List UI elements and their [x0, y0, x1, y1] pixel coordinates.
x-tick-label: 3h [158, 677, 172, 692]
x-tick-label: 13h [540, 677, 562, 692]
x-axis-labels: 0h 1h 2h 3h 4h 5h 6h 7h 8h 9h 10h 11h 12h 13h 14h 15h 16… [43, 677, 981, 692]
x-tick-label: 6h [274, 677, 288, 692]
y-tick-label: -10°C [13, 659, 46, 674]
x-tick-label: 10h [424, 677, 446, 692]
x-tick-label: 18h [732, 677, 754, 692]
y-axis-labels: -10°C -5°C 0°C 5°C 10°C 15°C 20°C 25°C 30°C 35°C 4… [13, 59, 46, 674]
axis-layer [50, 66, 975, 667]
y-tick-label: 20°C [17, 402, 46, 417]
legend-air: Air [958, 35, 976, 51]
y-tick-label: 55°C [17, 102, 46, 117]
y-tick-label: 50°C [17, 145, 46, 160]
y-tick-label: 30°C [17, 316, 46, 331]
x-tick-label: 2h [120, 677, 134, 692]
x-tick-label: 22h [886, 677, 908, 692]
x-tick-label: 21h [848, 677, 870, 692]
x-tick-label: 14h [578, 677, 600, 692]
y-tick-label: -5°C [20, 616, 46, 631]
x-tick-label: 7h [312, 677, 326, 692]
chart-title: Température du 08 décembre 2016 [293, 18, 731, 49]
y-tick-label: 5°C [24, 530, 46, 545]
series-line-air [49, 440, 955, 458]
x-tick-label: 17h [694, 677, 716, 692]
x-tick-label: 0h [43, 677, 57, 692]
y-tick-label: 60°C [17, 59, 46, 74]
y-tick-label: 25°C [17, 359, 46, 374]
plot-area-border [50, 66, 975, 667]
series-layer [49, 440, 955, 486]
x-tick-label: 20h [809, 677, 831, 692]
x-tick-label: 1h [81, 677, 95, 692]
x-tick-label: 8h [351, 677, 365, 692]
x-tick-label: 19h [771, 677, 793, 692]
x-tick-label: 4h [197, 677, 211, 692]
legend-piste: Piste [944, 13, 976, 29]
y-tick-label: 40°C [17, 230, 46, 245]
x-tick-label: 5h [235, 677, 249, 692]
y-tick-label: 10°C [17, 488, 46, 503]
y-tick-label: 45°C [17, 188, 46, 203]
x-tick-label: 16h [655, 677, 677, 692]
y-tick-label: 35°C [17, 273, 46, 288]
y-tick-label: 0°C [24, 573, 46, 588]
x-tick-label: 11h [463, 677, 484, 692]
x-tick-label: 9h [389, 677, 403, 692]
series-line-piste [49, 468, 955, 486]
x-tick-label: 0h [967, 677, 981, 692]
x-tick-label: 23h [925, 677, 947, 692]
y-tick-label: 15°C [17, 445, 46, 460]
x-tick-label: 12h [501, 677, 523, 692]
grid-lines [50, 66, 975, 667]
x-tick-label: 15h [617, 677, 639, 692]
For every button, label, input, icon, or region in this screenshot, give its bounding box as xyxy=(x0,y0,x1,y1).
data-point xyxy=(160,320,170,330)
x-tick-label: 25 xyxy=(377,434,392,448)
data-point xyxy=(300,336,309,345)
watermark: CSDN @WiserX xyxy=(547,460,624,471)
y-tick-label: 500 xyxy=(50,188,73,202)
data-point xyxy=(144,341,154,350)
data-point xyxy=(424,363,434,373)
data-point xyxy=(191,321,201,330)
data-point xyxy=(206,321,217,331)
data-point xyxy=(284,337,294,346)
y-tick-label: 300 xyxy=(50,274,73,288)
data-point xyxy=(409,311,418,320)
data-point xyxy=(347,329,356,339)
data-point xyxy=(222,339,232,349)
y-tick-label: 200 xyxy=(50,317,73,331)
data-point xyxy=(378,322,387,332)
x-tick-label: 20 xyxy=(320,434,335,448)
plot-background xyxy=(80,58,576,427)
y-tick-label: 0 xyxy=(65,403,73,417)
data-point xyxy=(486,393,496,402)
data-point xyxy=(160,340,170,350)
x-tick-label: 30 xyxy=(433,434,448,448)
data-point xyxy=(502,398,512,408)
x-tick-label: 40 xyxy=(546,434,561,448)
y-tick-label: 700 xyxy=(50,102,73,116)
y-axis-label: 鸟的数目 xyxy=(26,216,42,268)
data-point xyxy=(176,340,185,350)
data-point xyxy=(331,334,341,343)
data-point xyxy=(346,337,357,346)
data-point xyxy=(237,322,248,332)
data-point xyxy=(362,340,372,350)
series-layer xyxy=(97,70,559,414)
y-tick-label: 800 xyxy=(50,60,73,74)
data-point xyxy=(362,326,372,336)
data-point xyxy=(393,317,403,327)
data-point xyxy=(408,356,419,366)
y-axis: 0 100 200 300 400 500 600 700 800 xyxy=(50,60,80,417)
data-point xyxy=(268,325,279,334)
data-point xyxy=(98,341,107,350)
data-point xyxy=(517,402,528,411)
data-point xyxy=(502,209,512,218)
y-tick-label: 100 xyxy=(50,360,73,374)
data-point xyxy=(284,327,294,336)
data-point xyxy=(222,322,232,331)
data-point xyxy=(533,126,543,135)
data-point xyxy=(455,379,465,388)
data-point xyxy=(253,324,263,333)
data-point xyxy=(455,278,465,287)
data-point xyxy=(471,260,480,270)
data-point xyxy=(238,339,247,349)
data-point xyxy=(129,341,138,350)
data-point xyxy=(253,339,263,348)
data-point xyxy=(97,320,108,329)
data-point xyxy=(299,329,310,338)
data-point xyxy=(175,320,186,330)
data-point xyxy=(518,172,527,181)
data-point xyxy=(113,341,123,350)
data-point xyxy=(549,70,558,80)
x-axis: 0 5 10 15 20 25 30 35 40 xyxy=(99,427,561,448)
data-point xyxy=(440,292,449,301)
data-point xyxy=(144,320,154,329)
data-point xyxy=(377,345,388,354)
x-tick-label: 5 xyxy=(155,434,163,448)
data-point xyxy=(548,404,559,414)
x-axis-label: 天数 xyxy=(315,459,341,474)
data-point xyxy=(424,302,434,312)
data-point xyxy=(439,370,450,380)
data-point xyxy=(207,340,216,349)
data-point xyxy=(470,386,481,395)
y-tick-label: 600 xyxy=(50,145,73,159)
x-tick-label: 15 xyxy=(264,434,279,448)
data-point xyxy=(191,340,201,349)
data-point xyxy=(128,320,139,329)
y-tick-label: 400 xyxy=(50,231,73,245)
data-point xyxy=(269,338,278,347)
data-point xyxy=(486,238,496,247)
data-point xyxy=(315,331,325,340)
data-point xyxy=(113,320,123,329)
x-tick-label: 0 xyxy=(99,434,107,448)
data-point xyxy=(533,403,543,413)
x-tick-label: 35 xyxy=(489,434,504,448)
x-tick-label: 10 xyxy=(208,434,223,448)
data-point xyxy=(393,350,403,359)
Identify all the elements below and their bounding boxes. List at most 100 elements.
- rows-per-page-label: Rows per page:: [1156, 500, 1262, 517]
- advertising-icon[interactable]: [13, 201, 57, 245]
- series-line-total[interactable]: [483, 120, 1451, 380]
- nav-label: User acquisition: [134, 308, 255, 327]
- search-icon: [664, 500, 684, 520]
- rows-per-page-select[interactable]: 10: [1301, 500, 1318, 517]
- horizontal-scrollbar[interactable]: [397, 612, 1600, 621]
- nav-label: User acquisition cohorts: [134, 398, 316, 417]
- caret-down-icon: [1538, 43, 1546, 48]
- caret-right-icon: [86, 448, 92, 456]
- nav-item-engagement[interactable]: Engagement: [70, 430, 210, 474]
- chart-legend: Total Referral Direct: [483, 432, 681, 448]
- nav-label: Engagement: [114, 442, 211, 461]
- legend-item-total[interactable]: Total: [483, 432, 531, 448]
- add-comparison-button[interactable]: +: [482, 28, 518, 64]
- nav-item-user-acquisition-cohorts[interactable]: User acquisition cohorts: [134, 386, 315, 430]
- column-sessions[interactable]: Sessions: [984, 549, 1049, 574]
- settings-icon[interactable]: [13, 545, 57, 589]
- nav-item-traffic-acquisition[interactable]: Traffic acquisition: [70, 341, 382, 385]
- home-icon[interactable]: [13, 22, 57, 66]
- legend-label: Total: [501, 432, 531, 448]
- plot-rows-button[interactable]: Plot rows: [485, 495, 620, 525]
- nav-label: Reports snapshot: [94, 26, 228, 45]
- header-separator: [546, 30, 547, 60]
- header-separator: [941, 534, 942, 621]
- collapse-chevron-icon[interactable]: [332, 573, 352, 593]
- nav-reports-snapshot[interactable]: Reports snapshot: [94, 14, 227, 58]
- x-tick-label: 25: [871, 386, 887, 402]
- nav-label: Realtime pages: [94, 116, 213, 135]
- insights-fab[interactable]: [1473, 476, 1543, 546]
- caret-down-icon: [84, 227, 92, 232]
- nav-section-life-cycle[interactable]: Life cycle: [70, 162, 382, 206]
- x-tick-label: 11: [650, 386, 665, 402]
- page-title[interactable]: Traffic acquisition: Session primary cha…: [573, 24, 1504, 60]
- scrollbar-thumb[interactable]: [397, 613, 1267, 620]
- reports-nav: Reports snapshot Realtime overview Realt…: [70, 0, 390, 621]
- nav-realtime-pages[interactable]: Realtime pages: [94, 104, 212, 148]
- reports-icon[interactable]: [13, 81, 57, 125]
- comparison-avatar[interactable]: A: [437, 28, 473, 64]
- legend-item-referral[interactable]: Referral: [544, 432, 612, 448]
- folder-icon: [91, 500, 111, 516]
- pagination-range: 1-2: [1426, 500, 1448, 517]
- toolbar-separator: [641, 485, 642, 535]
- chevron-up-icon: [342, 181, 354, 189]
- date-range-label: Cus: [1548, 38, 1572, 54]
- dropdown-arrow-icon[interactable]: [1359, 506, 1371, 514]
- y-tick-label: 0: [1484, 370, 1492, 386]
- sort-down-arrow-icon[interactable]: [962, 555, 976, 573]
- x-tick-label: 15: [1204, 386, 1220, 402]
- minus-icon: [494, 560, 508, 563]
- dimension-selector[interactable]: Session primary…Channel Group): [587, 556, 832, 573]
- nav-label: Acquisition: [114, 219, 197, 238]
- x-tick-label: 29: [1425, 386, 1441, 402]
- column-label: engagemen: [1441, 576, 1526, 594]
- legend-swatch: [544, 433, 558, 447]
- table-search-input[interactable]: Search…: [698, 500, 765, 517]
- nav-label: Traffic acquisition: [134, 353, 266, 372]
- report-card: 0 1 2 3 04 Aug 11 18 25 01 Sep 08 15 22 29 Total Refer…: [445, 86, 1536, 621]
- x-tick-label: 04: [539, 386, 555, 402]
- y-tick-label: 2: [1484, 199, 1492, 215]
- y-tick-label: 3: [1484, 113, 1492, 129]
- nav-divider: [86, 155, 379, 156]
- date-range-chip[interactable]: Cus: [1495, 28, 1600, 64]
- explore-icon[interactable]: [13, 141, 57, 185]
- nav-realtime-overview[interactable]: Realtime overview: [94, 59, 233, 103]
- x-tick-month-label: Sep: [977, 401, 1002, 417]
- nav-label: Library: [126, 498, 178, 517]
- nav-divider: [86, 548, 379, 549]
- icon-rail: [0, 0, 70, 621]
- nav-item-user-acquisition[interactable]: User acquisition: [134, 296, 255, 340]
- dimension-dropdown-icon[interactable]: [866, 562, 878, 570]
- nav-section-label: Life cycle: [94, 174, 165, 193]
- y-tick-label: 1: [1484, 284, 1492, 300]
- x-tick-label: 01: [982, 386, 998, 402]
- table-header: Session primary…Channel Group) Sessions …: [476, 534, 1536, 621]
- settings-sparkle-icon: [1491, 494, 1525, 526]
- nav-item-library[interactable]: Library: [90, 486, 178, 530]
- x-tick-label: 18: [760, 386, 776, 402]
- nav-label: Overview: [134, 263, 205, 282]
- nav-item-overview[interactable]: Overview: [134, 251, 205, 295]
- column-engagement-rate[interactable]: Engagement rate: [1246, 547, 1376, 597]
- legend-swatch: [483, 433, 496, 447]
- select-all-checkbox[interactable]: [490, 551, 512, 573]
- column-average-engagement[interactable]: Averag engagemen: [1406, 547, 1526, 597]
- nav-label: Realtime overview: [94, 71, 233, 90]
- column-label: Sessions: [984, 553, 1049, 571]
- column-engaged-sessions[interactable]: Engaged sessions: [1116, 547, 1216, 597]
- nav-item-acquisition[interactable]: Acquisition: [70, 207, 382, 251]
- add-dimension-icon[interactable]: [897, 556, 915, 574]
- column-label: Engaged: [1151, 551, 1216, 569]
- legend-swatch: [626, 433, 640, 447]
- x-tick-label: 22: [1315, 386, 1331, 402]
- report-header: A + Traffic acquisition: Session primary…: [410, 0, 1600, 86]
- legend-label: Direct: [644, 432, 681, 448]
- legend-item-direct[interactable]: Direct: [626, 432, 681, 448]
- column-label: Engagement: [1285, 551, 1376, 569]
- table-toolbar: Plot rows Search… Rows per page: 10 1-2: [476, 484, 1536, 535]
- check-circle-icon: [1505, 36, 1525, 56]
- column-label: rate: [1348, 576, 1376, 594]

-*-

Copy the entries from the very first line through the line containing "grid-lines [50, 66, 975, 667]", both included. Replace "legend-piste" with "legend-track" and leave everything else as it is.

List UI elements and their [x0, y0, x1, y1] pixel coordinates.
x-tick-label: 3h [158, 677, 172, 692]
x-tick-label: 13h [540, 677, 562, 692]
x-axis-labels: 0h 1h 2h 3h 4h 5h 6h 7h 8h 9h 10h 11h 12h 13h 14h 15h 16… [43, 677, 981, 692]
x-tick-label: 6h [274, 677, 288, 692]
y-tick-label: -10°C [13, 659, 46, 674]
x-tick-label: 10h [424, 677, 446, 692]
x-tick-label: 18h [732, 677, 754, 692]
y-axis-labels: -10°C -5°C 0°C 5°C 10°C 15°C 20°C 25°C 30°C 35°C 4… [13, 59, 46, 674]
axis-layer [50, 66, 975, 667]
y-tick-label: 20°C [17, 402, 46, 417]
legend-air: Air [958, 35, 976, 51]
y-tick-label: 55°C [17, 102, 46, 117]
y-tick-label: 50°C [17, 145, 46, 160]
y-tick-label: 30°C [17, 316, 46, 331]
x-tick-label: 2h [120, 677, 134, 692]
x-tick-label: 22h [886, 677, 908, 692]
x-tick-label: 21h [848, 677, 870, 692]
x-tick-label: 14h [578, 677, 600, 692]
y-tick-label: -5°C [20, 616, 46, 631]
x-tick-label: 7h [312, 677, 326, 692]
chart-title: Température du 08 décembre 2016 [293, 18, 731, 49]
y-tick-label: 5°C [24, 530, 46, 545]
series-line-air [49, 440, 955, 458]
x-tick-label: 17h [694, 677, 716, 692]
x-tick-label: 0h [43, 677, 57, 692]
y-tick-label: 60°C [17, 59, 46, 74]
y-tick-label: 25°C [17, 359, 46, 374]
plot-area-border [50, 66, 975, 667]
series-layer [49, 440, 955, 486]
x-tick-label: 20h [809, 677, 831, 692]
x-tick-label: 1h [81, 677, 95, 692]
x-tick-label: 8h [351, 677, 365, 692]
x-tick-label: 19h [771, 677, 793, 692]
x-tick-label: 4h [197, 677, 211, 692]
legend-track: Piste [944, 13, 976, 29]
y-tick-label: 40°C [17, 230, 46, 245]
x-tick-label: 5h [235, 677, 249, 692]
y-tick-label: 10°C [17, 488, 46, 503]
y-tick-label: 45°C [17, 188, 46, 203]
x-tick-label: 16h [655, 677, 677, 692]
y-tick-label: 35°C [17, 273, 46, 288]
y-tick-label: 0°C [24, 573, 46, 588]
x-tick-label: 11h [463, 677, 484, 692]
x-tick-label: 9h [389, 677, 403, 692]
series-line-piste [49, 468, 955, 486]
x-tick-label: 0h [967, 677, 981, 692]
x-tick-label: 23h [925, 677, 947, 692]
y-tick-label: 15°C [17, 445, 46, 460]
x-tick-label: 12h [501, 677, 523, 692]
grid-lines [50, 66, 975, 667]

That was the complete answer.